— start of THE INPUT —
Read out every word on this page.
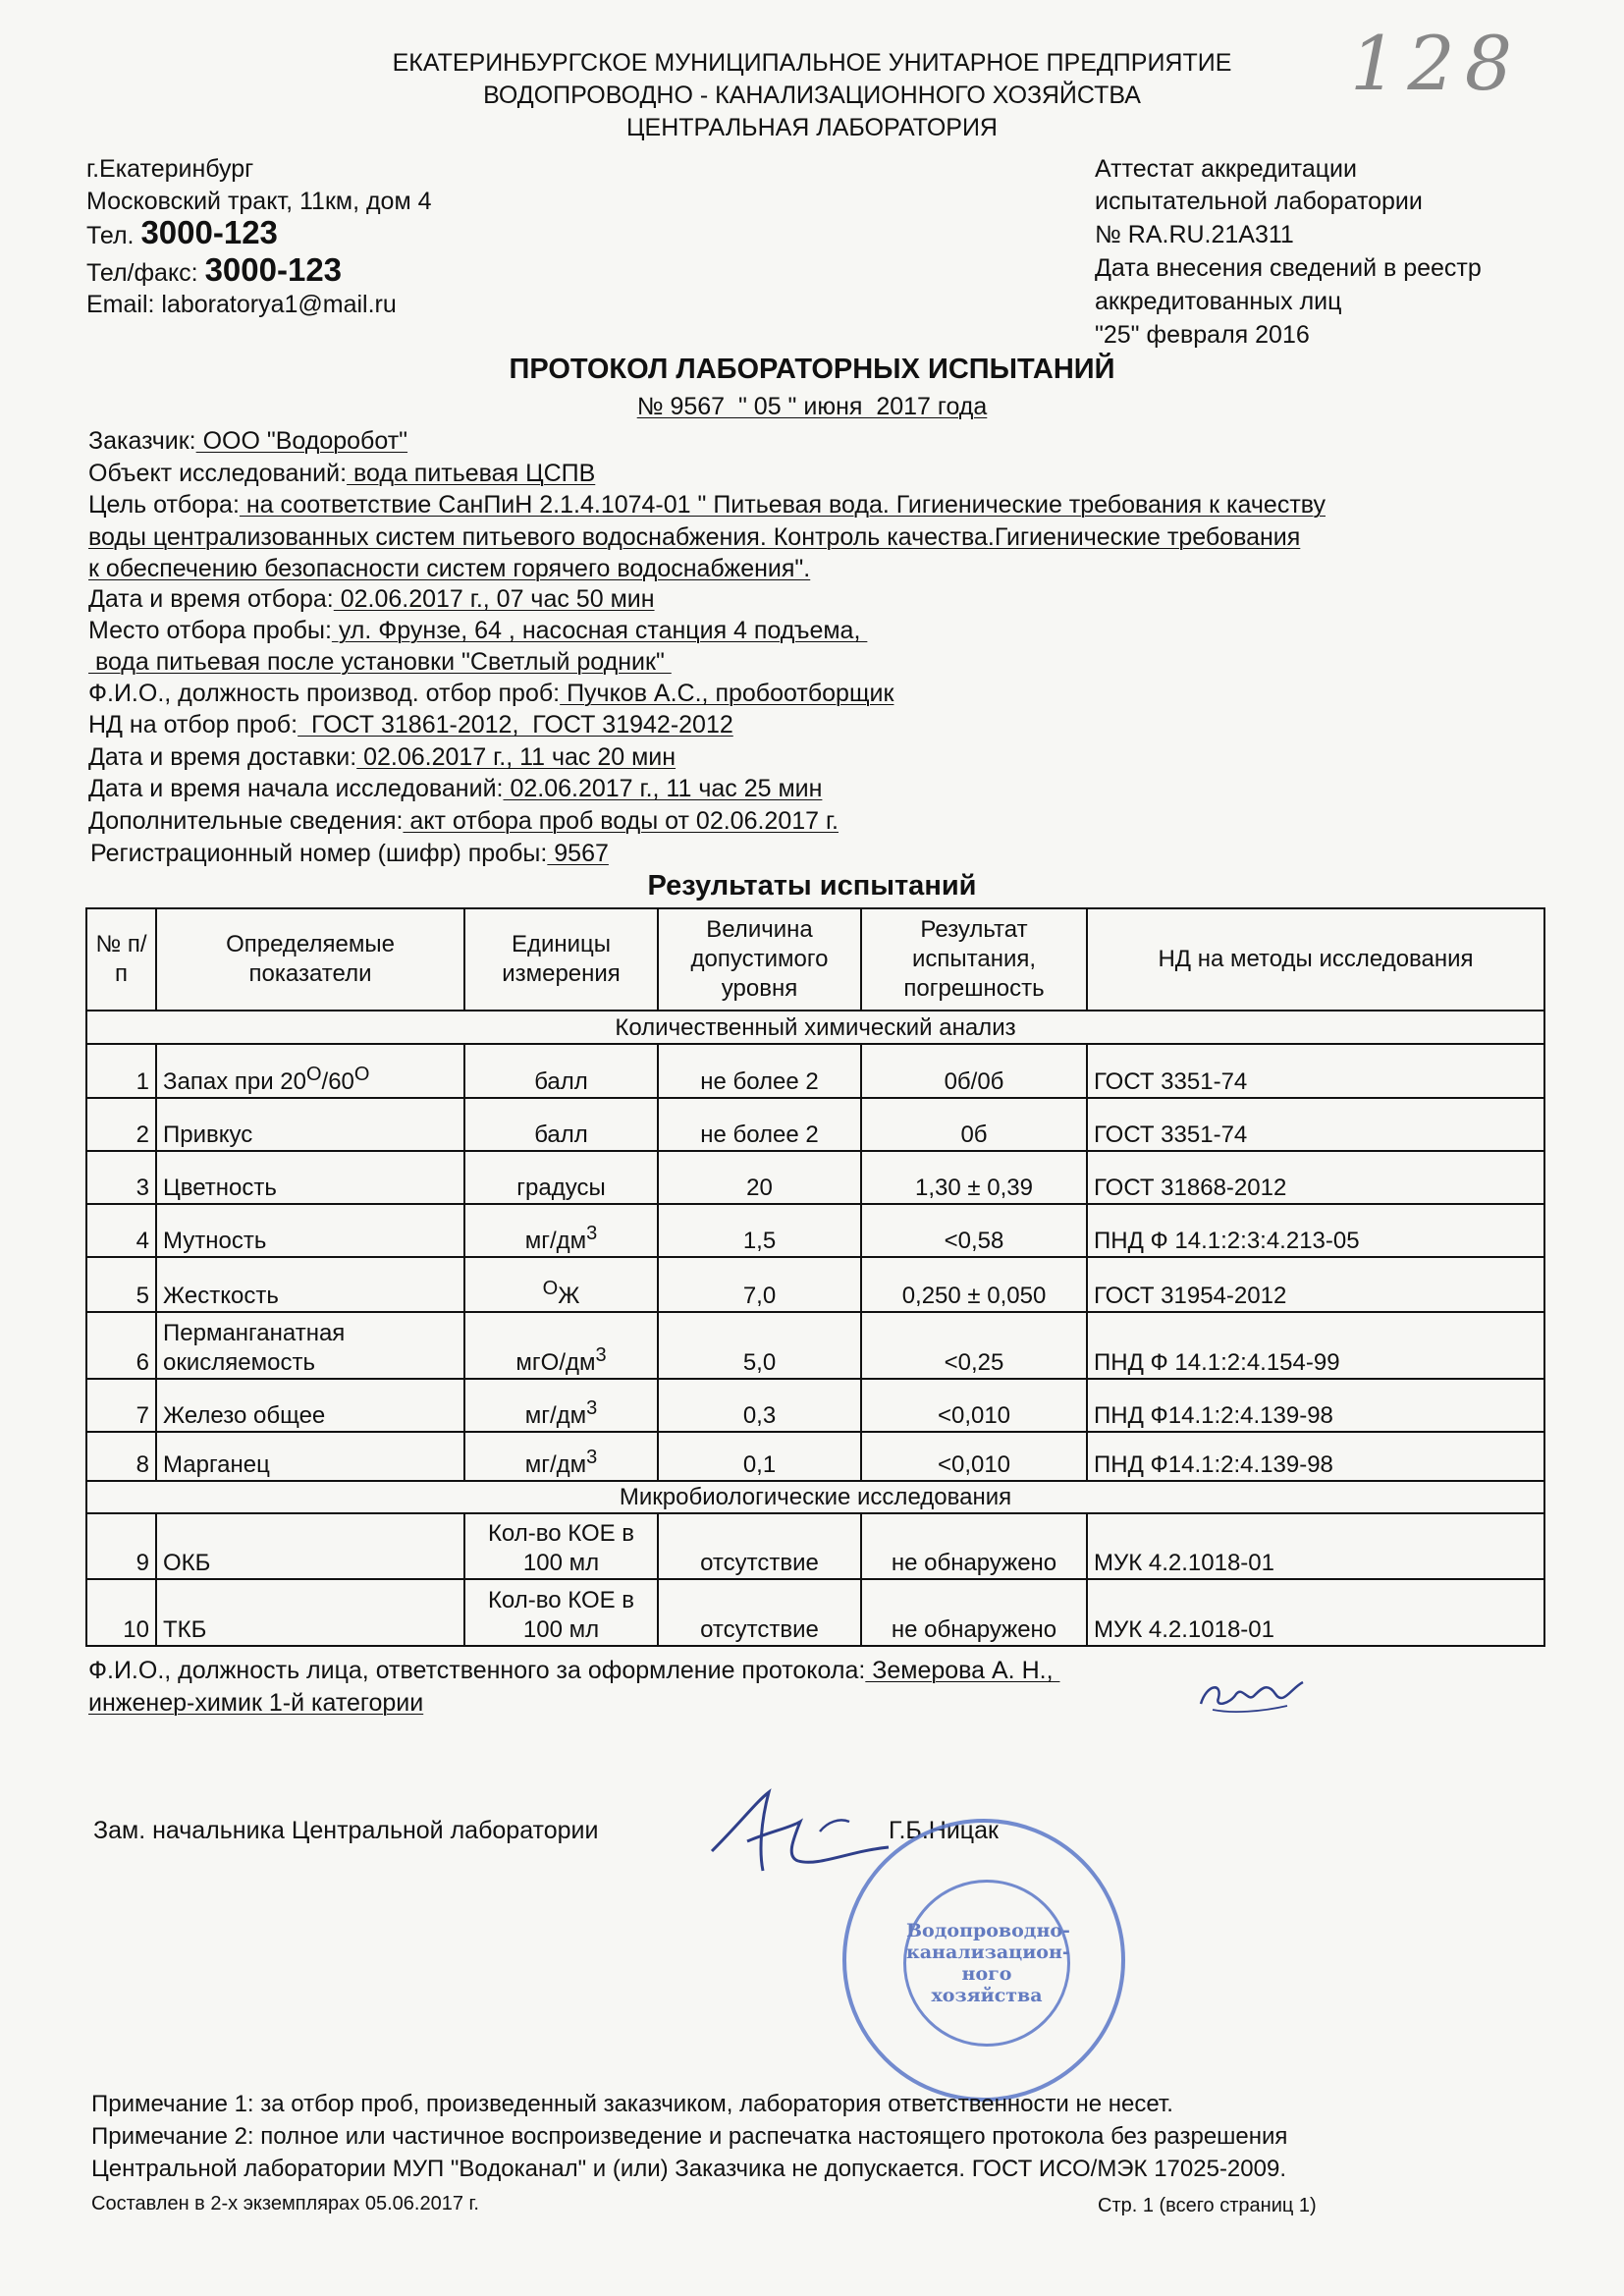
ЕКАТЕРИНБУРГСКОЕ МУНИЦИПАЛЬНОЕ УНИТАРНОЕ ПРЕДПРИЯТИЕ
ВОДОПРОВОДНО - КАНАЛИЗАЦИОННОГО ХОЗЯЙСТВА
ЦЕНТРАЛЬНАЯ ЛАБОРАТОРИЯ
128
г.Екатеринбург
Московский тракт, 11км, дом 4
Тел. 3000-123
Тел/факс: 3000-123
Email: laboratorya1@mail.ru
Аттестат аккредитации
испытательной лаборатории
№ RA.RU.21A311
Дата внесения сведений в реестр
аккредитованных лиц
"25" февраля 2016
ПРОТОКОЛ ЛАБОРАТОРНЫХ ИСПЫТАНИЙ
№ 9567  " 05 " июня  2017 года
Заказчик: ООО "Водоробот"
Объект исследований: вода питьевая ЦСПВ
Цель отбора: на соответствие СанПиН 2.1.4.1074-01 " Питьевая вода. Гигиенические требования к качеству
воды централизованных систем питьевого водоснабжения. Контроль качества.Гигиенические требования
к обеспечению безопасности систем горячего водоснабжения".
Дата и время отбора: 02.06.2017 г., 07 час 50 мин
Место отбора пробы: ул. Фрунзе, 64 , насосная станция 4 подъема,
вода питьевая после установки "Светлый родник"
Ф.И.О., должность производ. отбор проб: Пучков А.С., пробоотборщик
НД на отбор проб:  ГОСТ 31861-2012,  ГОСТ 31942-2012
Дата и время доставки: 02.06.2017 г., 11 час 20 мин
Дата и время начала исследований: 02.06.2017 г., 11 час 25 мин
Дополнительные сведения: акт отбора проб воды от 02.06.2017 г.
Регистрационный номер (шифр) пробы: 9567
Результаты испытаний
№ п/п	Определяемые показатели	Единицы измерения	Величина допустимого уровня	Результат испытания, погрешность	НД на методы исследования
Количественный химический анализ					
1	Запах при $20^О/60^О$	балл	не более 2	0б/0б	ГОСТ 3351-74
2	Привкус	балл	не более 2	0б	ГОСТ 3351-74
3	Цветность	градусы	20	1,30 ± 0,39	ГОСТ 31868-2012
4	Мутность	$мг/дм^3$	1,5	<0,58	ПНД Ф 14.1:2:3:4.213-05
5	Жесткость	$^О$Ж	7,0	0,250 ± 0,050	ГОСТ 31954-2012
6	Перманганатная
окисляемость	мгО/$дм^3$	5,0	<0,25	ПНД Ф 14.1:2:4.154-99
7	Железо общее	$мг/дм^3$	0,3	<0,010	ПНД Ф14.1:2:4.139-98
8	Марганец	$мг/дм^3$	0,1	<0,010	ПНД Ф14.1:2:4.139-98
Микробиологические исследования					
9	ОКБ	Кол-во КОЕ в
100 мл	отсутствие	не обнаружено	МУК 4.2.1018-01
10	ТКБ	Кол-во КОЕ в
100 мл	отсутствие	не обнаружено	МУК 4.2.1018-01
Ф.И.О., должность лица, ответственного за оформление протокола: Земерова А. Н.,
инженер-химик 1-й категории
Зам. начальника Центральной лаборатории	Г.Б.Ницак
Водопроводно-канализацион-ного хозяйства
Примечание 1: за отбор проб, произведенный заказчиком, лаборатория ответственности не несет.
Примечание 2: полное или частичное воспроизведение и распечатка настоящего протокола без разрешения
Центральной лаборатории МУП "Водоканал" и (или) Заказчика не допускается. ГОСТ ИСО/МЭК 17025-2009.
Составлен в 2-х экземплярах 05.06.2017 г.	Стр. 1 (всего страниц 1)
— end of THE INPUT —
• _EXERCISE DESCRIPTION_: Among these entries, how many lines include the string "более"? Reply with the number by itself.

• _COMPLETE RESPONSE_: 2